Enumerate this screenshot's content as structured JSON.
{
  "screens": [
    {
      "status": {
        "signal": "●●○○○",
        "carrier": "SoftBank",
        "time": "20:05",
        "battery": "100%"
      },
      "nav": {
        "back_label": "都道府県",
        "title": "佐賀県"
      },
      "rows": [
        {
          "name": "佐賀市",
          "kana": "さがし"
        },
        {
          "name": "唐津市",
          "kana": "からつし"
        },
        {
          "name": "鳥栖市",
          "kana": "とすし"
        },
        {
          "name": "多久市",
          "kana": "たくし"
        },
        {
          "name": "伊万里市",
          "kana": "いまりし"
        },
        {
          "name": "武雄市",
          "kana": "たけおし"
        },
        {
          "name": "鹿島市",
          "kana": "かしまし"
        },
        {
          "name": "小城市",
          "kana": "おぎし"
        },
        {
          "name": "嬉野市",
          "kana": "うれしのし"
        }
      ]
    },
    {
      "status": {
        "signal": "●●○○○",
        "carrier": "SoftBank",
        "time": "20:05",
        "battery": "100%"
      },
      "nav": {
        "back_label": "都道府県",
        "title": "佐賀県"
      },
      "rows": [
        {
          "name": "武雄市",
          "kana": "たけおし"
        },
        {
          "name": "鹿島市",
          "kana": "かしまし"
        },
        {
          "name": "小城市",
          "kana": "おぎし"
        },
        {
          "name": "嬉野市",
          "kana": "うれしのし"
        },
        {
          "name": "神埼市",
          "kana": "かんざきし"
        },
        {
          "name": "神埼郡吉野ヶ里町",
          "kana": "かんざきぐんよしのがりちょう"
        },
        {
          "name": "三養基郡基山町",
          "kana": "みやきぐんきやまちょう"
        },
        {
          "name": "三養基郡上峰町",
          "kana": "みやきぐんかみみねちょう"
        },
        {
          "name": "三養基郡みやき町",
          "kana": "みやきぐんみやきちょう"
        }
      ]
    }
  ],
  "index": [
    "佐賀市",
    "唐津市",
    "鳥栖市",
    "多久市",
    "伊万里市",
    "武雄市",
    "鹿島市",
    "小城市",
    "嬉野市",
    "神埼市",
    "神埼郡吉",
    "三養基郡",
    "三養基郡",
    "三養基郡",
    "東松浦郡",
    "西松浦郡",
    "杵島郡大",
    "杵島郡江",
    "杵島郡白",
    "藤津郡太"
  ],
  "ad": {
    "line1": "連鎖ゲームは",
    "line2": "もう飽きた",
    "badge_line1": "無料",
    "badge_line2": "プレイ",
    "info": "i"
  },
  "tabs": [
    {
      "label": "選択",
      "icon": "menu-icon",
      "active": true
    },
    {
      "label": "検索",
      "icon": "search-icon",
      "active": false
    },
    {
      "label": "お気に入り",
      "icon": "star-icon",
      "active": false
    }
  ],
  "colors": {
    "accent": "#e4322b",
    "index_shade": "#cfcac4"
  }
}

---

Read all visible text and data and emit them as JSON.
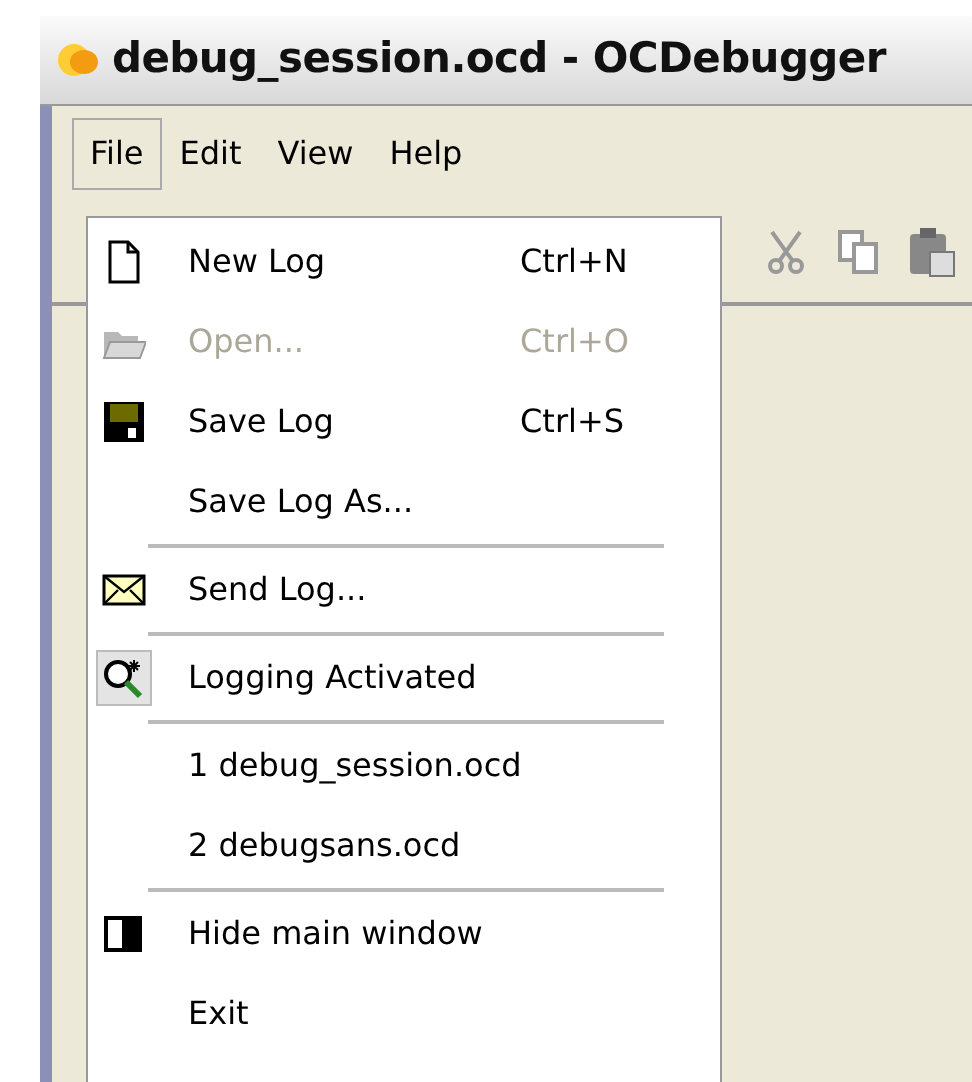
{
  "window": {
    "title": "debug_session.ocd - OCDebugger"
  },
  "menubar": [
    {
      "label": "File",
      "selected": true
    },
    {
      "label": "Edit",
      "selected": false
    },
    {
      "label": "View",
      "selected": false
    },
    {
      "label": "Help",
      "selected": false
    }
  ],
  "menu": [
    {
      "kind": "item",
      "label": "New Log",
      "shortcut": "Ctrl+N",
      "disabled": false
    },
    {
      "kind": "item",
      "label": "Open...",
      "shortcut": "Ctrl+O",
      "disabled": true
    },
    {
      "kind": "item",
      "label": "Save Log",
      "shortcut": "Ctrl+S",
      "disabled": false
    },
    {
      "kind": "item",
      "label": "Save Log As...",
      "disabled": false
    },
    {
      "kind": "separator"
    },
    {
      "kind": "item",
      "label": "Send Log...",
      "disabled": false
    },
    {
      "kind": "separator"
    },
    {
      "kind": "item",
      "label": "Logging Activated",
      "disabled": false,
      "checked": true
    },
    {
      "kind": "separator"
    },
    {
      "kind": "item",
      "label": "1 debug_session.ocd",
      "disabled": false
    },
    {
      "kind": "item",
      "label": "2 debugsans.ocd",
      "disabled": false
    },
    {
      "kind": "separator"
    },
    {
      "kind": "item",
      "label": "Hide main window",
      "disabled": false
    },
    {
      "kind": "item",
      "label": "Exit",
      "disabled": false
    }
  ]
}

Work required
From the listing, copy each line containing the word "shortcut".

Response
      "shortcut": "Ctrl+N",
      "shortcut": "Ctrl+O",
      "shortcut": "Ctrl+S",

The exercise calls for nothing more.